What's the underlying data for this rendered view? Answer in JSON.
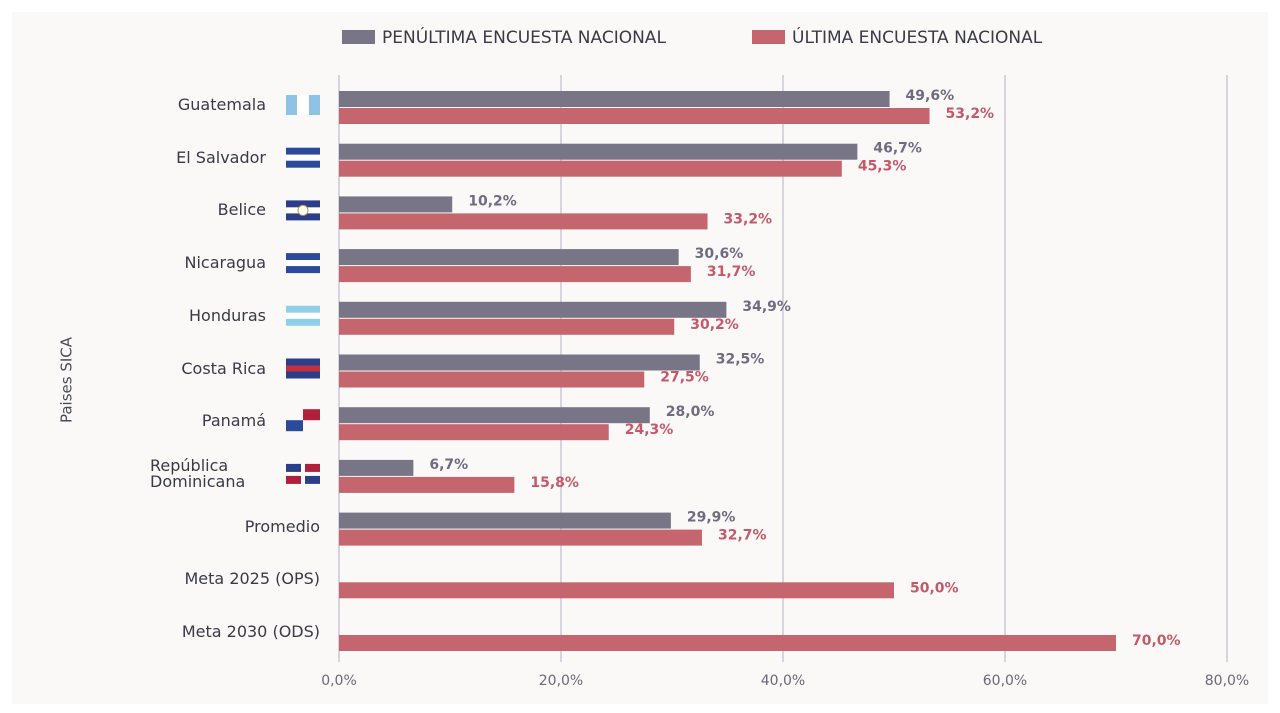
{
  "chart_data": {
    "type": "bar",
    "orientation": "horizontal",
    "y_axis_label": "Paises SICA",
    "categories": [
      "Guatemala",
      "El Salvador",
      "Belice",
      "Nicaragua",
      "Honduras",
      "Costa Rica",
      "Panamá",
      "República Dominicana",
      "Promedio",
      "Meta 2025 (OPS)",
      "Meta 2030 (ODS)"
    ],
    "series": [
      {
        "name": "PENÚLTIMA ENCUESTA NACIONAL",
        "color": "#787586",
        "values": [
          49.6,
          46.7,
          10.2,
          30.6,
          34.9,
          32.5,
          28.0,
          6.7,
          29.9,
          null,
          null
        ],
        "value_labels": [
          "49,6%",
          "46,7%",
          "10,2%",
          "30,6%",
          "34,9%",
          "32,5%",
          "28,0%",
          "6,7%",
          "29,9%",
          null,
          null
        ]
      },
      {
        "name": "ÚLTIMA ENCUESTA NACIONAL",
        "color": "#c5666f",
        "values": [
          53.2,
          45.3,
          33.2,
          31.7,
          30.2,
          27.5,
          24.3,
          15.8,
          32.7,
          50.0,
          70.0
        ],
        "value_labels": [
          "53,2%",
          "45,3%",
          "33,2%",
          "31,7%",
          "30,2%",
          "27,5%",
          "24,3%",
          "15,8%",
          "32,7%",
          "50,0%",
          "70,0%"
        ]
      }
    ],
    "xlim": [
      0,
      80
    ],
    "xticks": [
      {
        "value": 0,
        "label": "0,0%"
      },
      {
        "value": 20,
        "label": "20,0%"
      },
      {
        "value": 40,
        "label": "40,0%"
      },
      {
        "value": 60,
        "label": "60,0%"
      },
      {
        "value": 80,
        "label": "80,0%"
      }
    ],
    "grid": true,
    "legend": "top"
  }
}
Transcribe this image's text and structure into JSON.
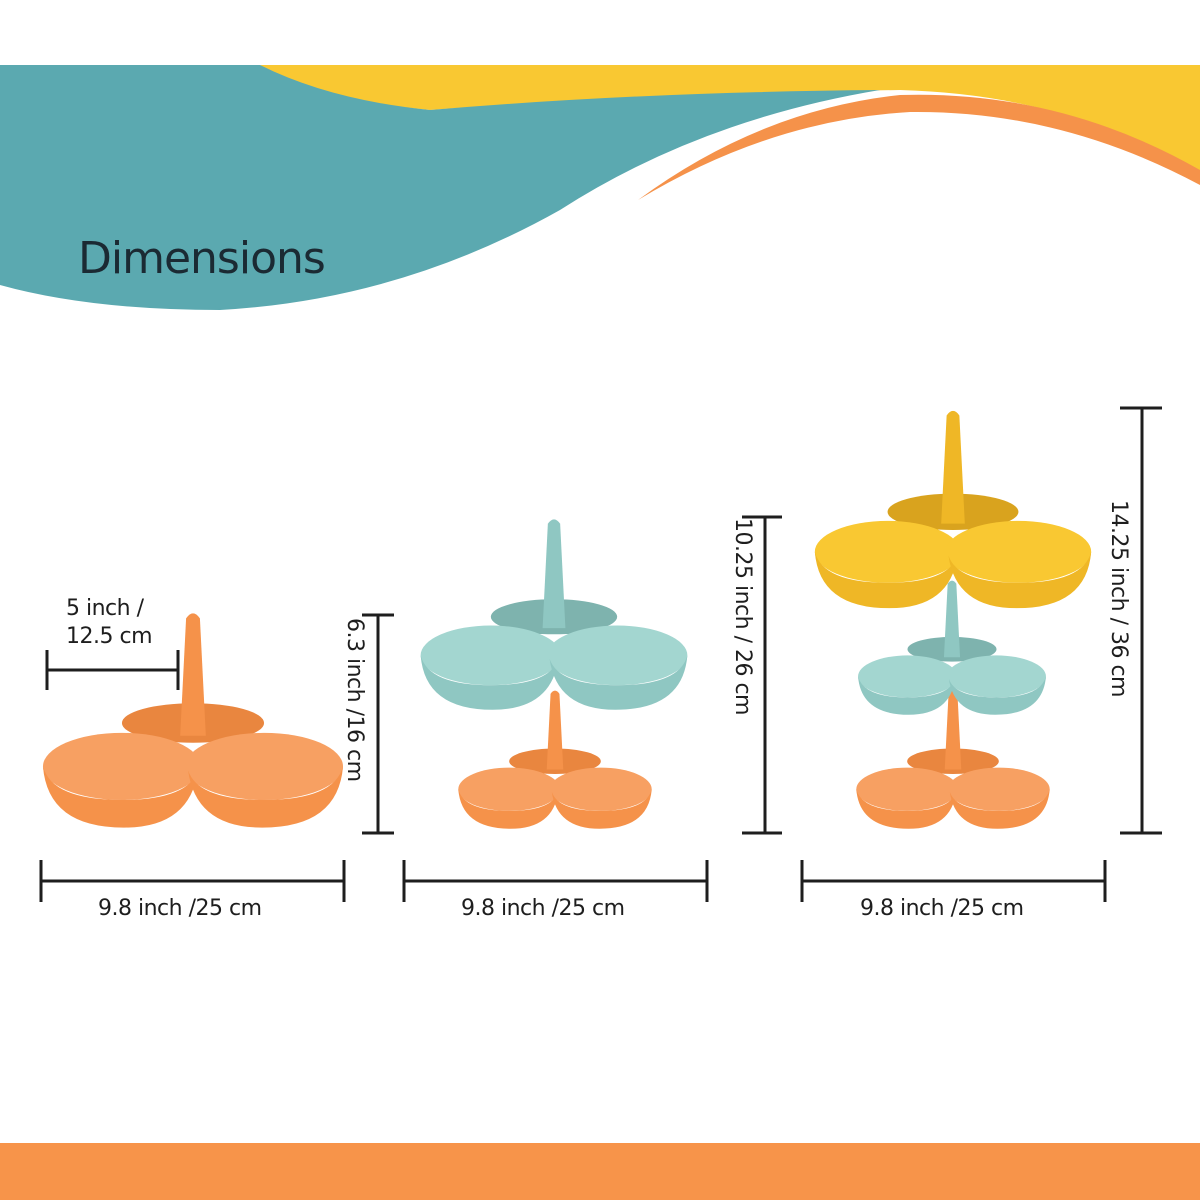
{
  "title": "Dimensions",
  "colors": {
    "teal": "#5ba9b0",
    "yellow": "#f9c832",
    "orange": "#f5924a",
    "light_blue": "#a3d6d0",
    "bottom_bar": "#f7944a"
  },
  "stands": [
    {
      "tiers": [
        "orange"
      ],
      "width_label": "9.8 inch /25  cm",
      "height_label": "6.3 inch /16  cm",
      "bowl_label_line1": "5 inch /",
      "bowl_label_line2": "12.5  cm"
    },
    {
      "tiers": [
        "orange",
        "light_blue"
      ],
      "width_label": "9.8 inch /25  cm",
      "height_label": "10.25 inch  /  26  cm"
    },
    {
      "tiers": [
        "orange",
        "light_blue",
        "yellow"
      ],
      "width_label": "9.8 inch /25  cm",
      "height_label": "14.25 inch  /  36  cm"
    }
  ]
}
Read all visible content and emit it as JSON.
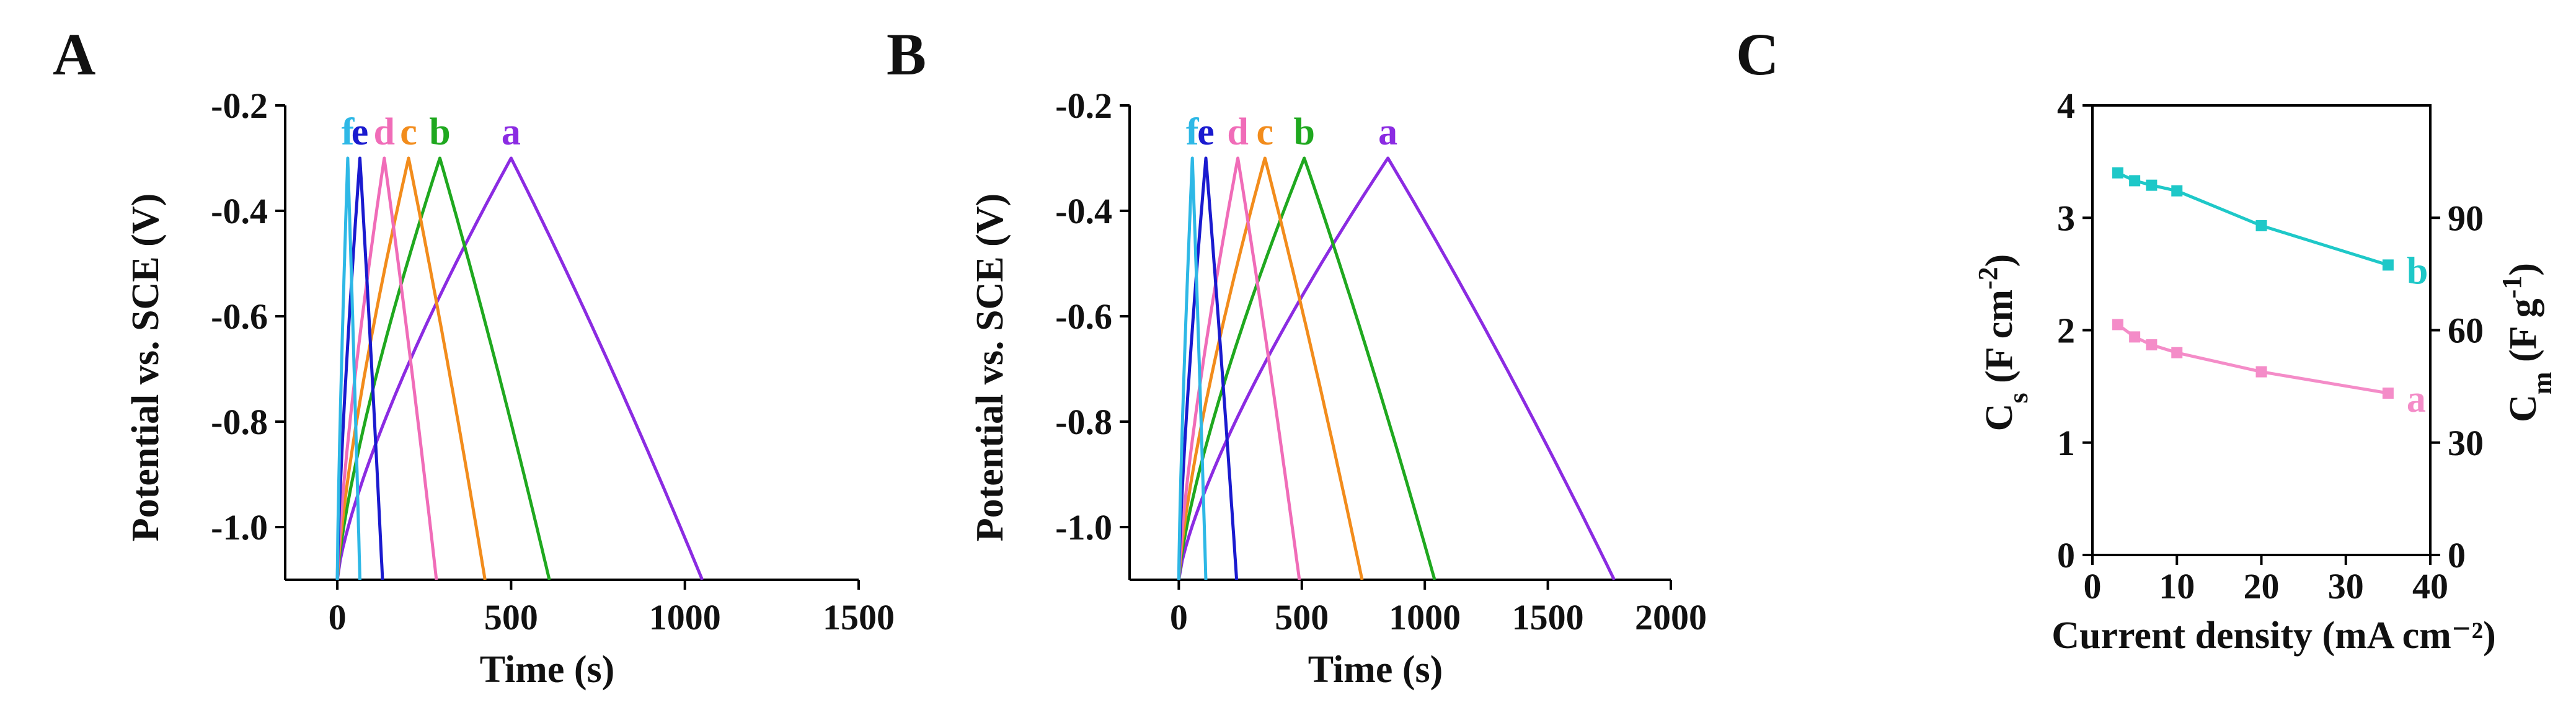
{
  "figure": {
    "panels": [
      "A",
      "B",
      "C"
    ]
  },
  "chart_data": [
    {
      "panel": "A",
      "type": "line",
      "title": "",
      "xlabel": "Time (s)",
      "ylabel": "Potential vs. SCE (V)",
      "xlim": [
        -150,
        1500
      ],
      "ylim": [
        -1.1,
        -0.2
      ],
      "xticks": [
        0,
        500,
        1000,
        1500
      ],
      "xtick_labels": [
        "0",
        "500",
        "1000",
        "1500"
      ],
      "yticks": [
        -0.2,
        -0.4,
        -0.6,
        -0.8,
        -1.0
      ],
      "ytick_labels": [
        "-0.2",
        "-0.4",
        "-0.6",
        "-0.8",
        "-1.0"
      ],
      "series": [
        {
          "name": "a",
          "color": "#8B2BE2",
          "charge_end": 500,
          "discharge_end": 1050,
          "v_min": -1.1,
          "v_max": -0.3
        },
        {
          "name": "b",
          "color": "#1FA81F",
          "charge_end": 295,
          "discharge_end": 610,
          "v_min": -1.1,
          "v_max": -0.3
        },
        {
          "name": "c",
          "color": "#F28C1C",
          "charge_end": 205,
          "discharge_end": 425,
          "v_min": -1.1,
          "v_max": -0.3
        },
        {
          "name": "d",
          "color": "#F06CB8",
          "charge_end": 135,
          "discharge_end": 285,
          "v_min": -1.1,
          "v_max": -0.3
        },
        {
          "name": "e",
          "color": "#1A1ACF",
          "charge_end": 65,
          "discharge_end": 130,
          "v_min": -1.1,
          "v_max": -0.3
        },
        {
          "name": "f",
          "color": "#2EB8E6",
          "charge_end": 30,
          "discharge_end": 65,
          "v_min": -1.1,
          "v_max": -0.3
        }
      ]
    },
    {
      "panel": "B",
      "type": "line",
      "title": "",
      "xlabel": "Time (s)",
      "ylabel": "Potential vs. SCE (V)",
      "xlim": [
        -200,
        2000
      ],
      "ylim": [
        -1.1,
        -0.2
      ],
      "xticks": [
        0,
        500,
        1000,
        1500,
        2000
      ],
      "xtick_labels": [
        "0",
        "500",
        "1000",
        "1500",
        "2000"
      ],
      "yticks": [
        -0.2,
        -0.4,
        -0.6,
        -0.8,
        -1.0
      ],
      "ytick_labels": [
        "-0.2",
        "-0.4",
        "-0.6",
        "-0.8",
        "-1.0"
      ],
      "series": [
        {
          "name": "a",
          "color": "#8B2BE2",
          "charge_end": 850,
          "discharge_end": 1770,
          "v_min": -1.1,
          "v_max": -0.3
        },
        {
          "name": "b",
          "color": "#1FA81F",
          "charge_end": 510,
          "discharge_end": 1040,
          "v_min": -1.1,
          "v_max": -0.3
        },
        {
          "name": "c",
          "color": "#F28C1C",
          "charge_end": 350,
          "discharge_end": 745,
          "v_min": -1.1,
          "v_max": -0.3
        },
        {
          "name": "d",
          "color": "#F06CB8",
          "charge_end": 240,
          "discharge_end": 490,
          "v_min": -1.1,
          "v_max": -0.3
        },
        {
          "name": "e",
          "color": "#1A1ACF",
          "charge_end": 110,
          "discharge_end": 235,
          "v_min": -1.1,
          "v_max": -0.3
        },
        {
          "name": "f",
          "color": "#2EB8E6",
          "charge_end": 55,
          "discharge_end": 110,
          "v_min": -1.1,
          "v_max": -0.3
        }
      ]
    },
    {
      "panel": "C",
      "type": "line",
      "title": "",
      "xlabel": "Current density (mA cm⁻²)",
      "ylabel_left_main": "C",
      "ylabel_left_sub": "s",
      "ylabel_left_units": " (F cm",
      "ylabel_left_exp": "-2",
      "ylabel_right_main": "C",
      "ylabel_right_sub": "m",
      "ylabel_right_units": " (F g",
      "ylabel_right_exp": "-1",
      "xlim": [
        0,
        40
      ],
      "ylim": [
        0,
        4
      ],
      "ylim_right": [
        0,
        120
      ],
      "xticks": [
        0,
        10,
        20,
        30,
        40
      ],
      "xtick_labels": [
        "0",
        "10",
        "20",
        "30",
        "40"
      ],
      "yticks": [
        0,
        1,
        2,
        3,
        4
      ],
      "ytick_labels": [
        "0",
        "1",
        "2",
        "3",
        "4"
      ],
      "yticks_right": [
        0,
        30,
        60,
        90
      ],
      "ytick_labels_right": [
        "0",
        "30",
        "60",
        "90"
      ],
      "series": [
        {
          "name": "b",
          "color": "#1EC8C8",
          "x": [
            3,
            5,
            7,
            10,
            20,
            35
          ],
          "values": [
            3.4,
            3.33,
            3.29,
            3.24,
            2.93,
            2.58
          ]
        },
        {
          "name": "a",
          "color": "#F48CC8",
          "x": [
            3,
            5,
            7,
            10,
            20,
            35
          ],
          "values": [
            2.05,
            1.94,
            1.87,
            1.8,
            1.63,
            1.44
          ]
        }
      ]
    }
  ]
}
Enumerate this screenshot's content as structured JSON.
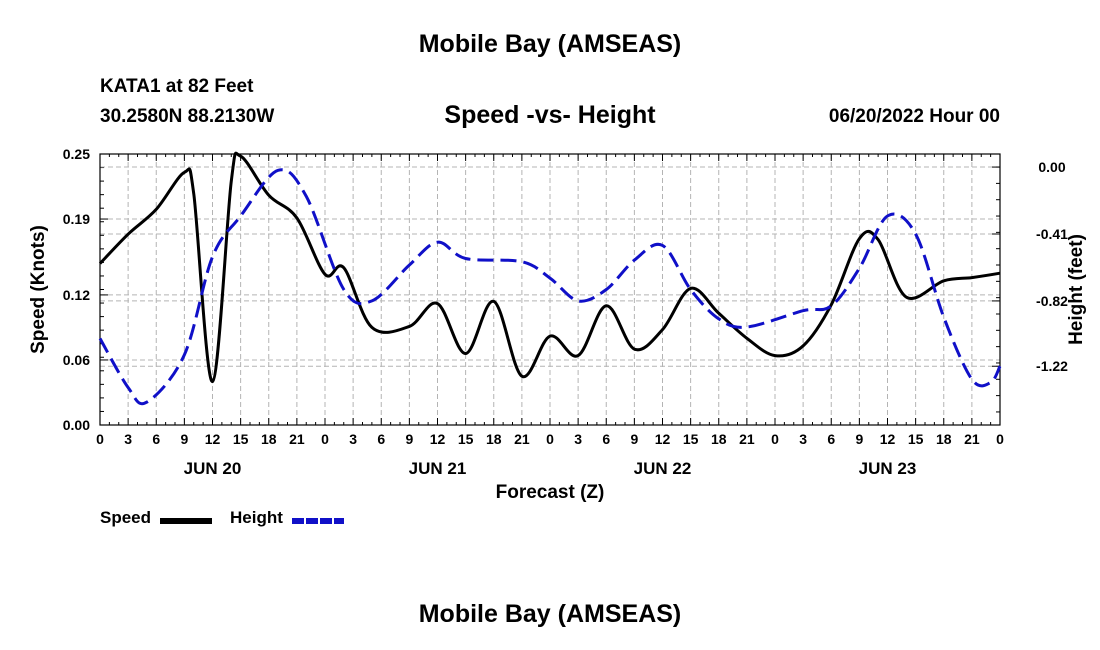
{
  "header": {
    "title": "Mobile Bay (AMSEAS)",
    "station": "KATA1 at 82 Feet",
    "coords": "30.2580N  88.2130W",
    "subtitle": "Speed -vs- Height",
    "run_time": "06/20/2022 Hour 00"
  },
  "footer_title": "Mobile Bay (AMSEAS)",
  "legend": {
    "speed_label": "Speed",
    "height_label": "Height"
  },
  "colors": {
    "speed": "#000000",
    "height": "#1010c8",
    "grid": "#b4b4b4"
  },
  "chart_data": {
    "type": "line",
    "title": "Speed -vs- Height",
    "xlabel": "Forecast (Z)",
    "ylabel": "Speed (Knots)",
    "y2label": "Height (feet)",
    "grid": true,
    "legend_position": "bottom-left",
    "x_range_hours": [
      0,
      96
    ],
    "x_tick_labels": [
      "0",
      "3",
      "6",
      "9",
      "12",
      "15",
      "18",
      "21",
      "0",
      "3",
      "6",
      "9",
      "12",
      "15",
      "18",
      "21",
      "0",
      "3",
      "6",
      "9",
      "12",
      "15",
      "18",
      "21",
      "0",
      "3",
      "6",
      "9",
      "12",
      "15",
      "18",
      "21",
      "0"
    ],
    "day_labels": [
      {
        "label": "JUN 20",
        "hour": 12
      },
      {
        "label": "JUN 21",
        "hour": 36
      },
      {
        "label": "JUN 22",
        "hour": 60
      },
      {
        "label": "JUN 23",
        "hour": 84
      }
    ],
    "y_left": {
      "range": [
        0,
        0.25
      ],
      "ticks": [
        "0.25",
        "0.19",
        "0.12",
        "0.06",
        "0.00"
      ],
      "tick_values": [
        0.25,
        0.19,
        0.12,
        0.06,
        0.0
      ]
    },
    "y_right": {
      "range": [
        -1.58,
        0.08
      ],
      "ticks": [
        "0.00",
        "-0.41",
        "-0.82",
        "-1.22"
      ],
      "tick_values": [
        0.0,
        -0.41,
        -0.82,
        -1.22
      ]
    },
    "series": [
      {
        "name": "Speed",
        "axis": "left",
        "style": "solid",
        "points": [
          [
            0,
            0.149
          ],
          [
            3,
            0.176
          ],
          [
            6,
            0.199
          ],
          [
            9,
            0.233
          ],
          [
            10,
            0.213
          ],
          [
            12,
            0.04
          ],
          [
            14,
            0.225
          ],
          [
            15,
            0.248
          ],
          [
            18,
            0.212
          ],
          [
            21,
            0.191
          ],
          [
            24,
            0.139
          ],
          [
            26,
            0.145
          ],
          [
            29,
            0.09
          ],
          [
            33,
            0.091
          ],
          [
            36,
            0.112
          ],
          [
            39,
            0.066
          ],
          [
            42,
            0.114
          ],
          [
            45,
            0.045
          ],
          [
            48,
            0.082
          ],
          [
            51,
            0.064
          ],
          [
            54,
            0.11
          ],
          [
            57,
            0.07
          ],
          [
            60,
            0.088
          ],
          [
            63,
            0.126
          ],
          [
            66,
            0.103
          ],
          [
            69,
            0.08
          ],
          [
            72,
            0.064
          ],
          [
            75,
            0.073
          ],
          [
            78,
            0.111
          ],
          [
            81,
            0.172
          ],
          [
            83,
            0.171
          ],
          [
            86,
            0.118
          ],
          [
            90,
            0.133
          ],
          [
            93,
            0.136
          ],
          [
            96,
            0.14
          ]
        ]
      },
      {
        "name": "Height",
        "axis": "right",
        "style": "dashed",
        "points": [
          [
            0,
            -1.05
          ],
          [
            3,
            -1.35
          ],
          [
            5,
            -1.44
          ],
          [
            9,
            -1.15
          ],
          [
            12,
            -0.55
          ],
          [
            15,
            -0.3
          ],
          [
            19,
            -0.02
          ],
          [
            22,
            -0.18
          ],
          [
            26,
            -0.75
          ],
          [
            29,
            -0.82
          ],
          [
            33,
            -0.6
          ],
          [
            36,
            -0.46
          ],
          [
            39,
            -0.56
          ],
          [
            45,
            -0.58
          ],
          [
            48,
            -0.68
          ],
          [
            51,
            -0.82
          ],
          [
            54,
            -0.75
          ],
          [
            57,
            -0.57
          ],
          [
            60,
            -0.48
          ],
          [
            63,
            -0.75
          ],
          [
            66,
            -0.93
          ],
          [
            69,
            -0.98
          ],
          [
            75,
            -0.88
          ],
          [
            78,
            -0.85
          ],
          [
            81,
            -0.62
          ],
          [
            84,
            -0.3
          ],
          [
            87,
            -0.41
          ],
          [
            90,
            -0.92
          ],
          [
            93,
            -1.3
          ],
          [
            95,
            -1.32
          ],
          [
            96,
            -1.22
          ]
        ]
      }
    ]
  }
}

# [THE TASK]
Tally the lines in this data that hold the word "orange" and state only the count.

# [WRITTEN SOLUTION]
4